:: Records for this task ::
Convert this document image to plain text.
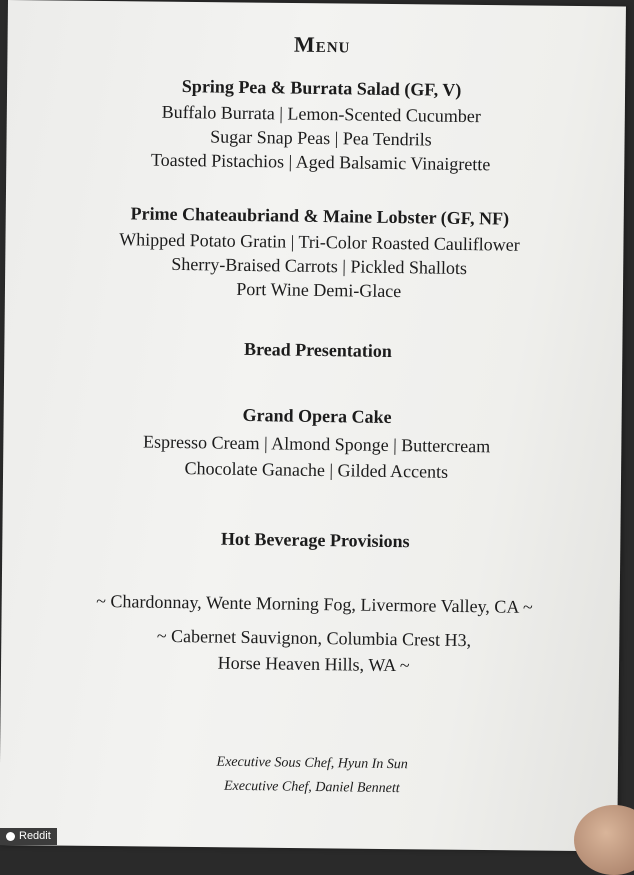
Menu
Spring Pea & Burrata Salad (GF, V)
Buffalo Burrata | Lemon-Scented Cucumber
Sugar Snap Peas | Pea Tendrils
Toasted Pistachios | Aged Balsamic Vinaigrette
Prime Chateaubriand & Maine Lobster (GF, NF)
Whipped Potato Gratin | Tri-Color Roasted Cauliflower
Sherry-Braised Carrots | Pickled Shallots
Port Wine Demi-Glace
Bread Presentation
Grand Opera Cake
Espresso Cream | Almond Sponge | Buttercream
Chocolate Ganache | Gilded Accents
Hot Beverage Provisions
~ Chardonnay, Wente Morning Fog, Livermore Valley, CA ~
~ Cabernet Sauvignon, Columbia Crest H3,
Horse Heaven Hills, WA ~
Executive Sous Chef, Hyun In Sun
Executive Chef, Daniel Bennett
Reddit
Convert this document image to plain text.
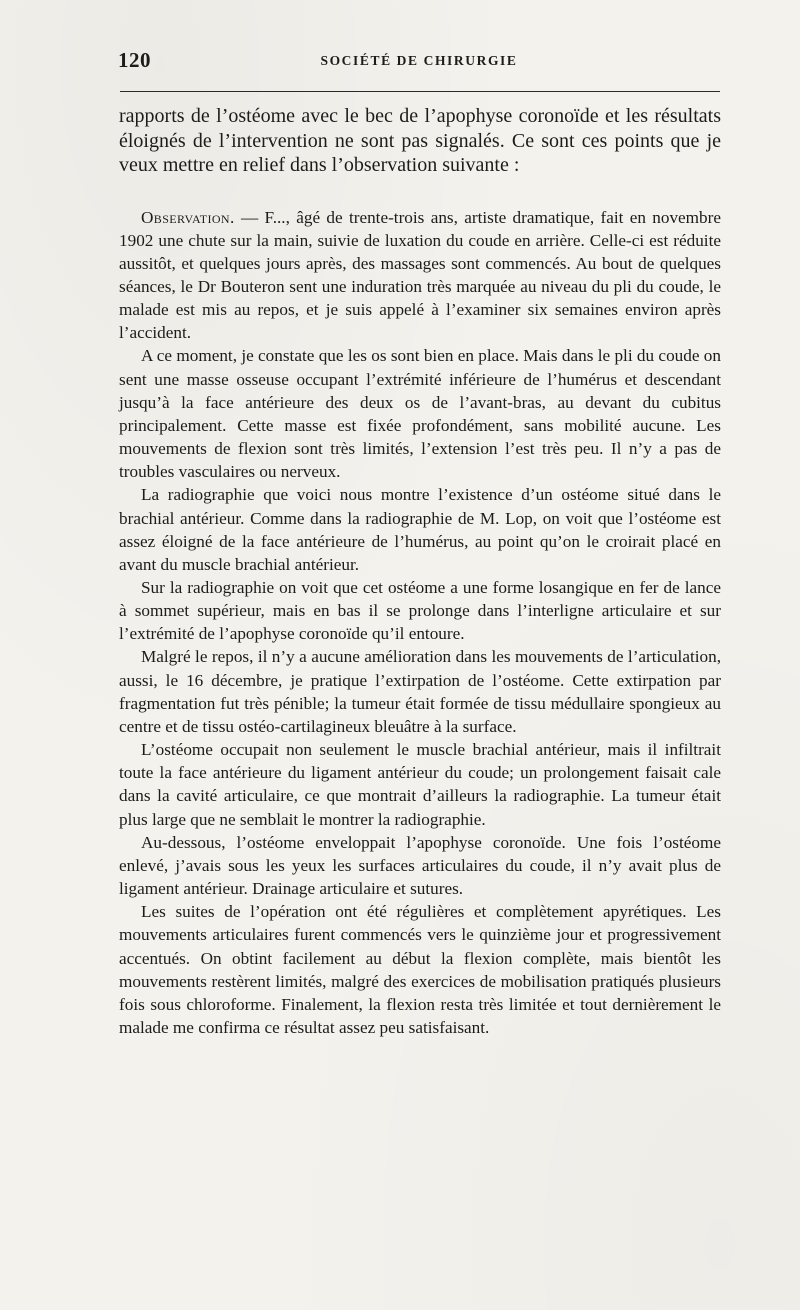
120	SOCIÉTÉ DE CHIRURGIE

rapports de l’ostéome avec le bec de l’apophyse coronoïde et les résultats éloignés de l’intervention ne sont pas signalés. Ce sont ces points que je veux mettre en relief dans l’observation suivante :

Observation. — F..., âgé de trente-trois ans, artiste dramatique, fait en novembre 1902 une chute sur la main, suivie de luxation du coude en arrière. Celle-ci est réduite aussitôt, et quelques jours après, des massages sont commencés. Au bout de quelques séances, le Dr Bouteron sent une induration très marquée au niveau du pli du coude, le malade est mis au repos, et je suis appelé à l’examiner six semaines environ après l’accident.

A ce moment, je constate que les os sont bien en place. Mais dans le pli du coude on sent une masse osseuse occupant l’extrémité inférieure de l’humérus et descendant jusqu’à la face antérieure des deux os de l’avant-bras, au devant du cubitus principalement. Cette masse est fixée profondément, sans mobilité aucune. Les mouvements de flexion sont très limités, l’extension l’est très peu. Il n’y a pas de troubles vasculaires ou nerveux.

La radiographie que voici nous montre l’existence d’un ostéome situé dans le brachial antérieur. Comme dans la radiographie de M. Lop, on voit que l’ostéome est assez éloigné de la face antérieure de l’humérus, au point qu’on le croirait placé en avant du muscle brachial antérieur.

Sur la radiographie on voit que cet ostéome a une forme losangique en fer de lance à sommet supérieur, mais en bas il se prolonge dans l’interligne articulaire et sur l’extrémité de l’apophyse coronoïde qu’il entoure.

Malgré le repos, il n’y a aucune amélioration dans les mouvements de l’articulation, aussi, le 16 décembre, je pratique l’extirpation de l’ostéome. Cette extirpation par fragmentation fut très pénible; la tumeur était formée de tissu médullaire spongieux au centre et de tissu ostéo-cartilagineux bleuâtre à la surface.

L’ostéome occupait non seulement le muscle brachial antérieur, mais il infiltrait toute la face antérieure du ligament antérieur du coude; un prolongement faisait cale dans la cavité articulaire, ce que montrait d’ailleurs la radiographie. La tumeur était plus large que ne semblait le montrer la radiographie.

Au-dessous, l’ostéome enveloppait l’apophyse coronoïde. Une fois l’ostéome enlevé, j’avais sous les yeux les surfaces articulaires du coude, il n’y avait plus de ligament antérieur. Drainage articulaire et sutures.

Les suites de l’opération ont été régulières et complètement apyrétiques. Les mouvements articulaires furent commencés vers le quinzième jour et progressivement accentués. On obtint facilement au début la flexion complète, mais bientôt les mouvements restèrent limités, malgré des exercices de mobilisation pratiqués plusieurs fois sous chloroforme. Finalement, la flexion resta très limitée et tout dernièrement le malade me confirma ce résultat assez peu satisfaisant.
:::
- _Brief_: Each record should be quoted exactly, with the images omitted.

- _Exercise output_:
Convert this document image to plain text.
Menu
Spring Pea & Burrata Salad (GF, V)
Buffalo Burrata | Lemon-Scented Cucumber
Sugar Snap Peas | Pea Tendrils
Toasted Pistachios | Aged Balsamic Vinaigrette
Prime Chateaubriand & Maine Lobster (GF, NF)
Whipped Potato Gratin | Tri-Color Roasted Cauliflower
Sherry-Braised Carrots | Pickled Shallots
Port Wine Demi-Glace
Bread Presentation
Grand Opera Cake
Espresso Cream | Almond Sponge | Buttercream
Chocolate Ganache | Gilded Accents
Hot Beverage Provisions
~ Chardonnay, Wente Morning Fog, Livermore Valley, CA ~
~ Cabernet Sauvignon, Columbia Crest H3,
Horse Heaven Hills, WA ~
Executive Sous Chef, Hyun In Sun
Executive Chef, Daniel Bennett
Reddit
Convert this document image to plain text.
120	SOCIÉTÉ DE CHIRURGIE

rapports de l’ostéome avec le bec de l’apophyse coronoïde et les résultats éloignés de l’intervention ne sont pas signalés. Ce sont ces points que je veux mettre en relief dans l’observation suivante :

Observation. — F..., âgé de trente-trois ans, artiste dramatique, fait en novembre 1902 une chute sur la main, suivie de luxation du coude en arrière. Celle-ci est réduite aussitôt, et quelques jours après, des massages sont commencés. Au bout de quelques séances, le Dr Bouteron sent une induration très marquée au niveau du pli du coude, le malade est mis au repos, et je suis appelé à l’examiner six semaines environ après l’accident.

A ce moment, je constate que les os sont bien en place. Mais dans le pli du coude on sent une masse osseuse occupant l’extrémité inférieure de l’humérus et descendant jusqu’à la face antérieure des deux os de l’avant-bras, au devant du cubitus principalement. Cette masse est fixée profondément, sans mobilité aucune. Les mouvements de flexion sont très limités, l’extension l’est très peu. Il n’y a pas de troubles vasculaires ou nerveux.

La radiographie que voici nous montre l’existence d’un ostéome situé dans le brachial antérieur. Comme dans la radiographie de M. Lop, on voit que l’ostéome est assez éloigné de la face antérieure de l’humérus, au point qu’on le croirait placé en avant du muscle brachial antérieur.

Sur la radiographie on voit que cet ostéome a une forme losangique en fer de lance à sommet supérieur, mais en bas il se prolonge dans l’interligne articulaire et sur l’extrémité de l’apophyse coronoïde qu’il entoure.

Malgré le repos, il n’y a aucune amélioration dans les mouvements de l’articulation, aussi, le 16 décembre, je pratique l’extirpation de l’ostéome. Cette extirpation par fragmentation fut très pénible; la tumeur était formée de tissu médullaire spongieux au centre et de tissu ostéo-cartilagineux bleuâtre à la surface.

L’ostéome occupait non seulement le muscle brachial antérieur, mais il infiltrait toute la face antérieure du ligament antérieur du coude; un prolongement faisait cale dans la cavité articulaire, ce que montrait d’ailleurs la radiographie. La tumeur était plus large que ne semblait le montrer la radiographie.

Au-dessous, l’ostéome enveloppait l’apophyse coronoïde. Une fois l’ostéome enlevé, j’avais sous les yeux les surfaces articulaires du coude, il n’y avait plus de ligament antérieur. Drainage articulaire et sutures.

Les suites de l’opération ont été régulières et complètement apyrétiques. Les mouvements articulaires furent commencés vers le quinzième jour et progressivement accentués. On obtint facilement au début la flexion complète, mais bientôt les mouvements restèrent limités, malgré des exercices de mobilisation pratiqués plusieurs fois sous chloroforme. Finalement, la flexion resta très limitée et tout dernièrement le malade me confirma ce résultat assez peu satisfaisant.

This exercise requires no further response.